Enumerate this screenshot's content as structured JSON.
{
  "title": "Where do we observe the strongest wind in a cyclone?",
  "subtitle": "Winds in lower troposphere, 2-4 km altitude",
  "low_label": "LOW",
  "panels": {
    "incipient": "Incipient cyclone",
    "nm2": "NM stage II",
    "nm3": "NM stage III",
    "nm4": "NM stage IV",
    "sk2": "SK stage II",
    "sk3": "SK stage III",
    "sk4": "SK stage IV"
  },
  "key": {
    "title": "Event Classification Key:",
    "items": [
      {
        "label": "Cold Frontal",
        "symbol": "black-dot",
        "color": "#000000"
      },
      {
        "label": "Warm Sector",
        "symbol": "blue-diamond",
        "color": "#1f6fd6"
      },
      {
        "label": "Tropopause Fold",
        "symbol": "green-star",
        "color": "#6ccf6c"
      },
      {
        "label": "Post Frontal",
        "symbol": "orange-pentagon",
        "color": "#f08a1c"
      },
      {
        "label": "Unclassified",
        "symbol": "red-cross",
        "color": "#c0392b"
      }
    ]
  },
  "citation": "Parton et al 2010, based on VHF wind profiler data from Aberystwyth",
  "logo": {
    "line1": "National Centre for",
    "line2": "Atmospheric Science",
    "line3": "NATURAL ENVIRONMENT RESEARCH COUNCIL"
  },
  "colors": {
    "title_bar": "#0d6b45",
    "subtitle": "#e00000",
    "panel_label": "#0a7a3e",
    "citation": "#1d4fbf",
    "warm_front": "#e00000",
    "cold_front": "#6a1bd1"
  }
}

━━━━━━━━━━━━━━━━

### REQUIREMENT:
Write down only the number of lines that contain the string "Frontal" in the listing.

### RESULT OF THIS TASK:
2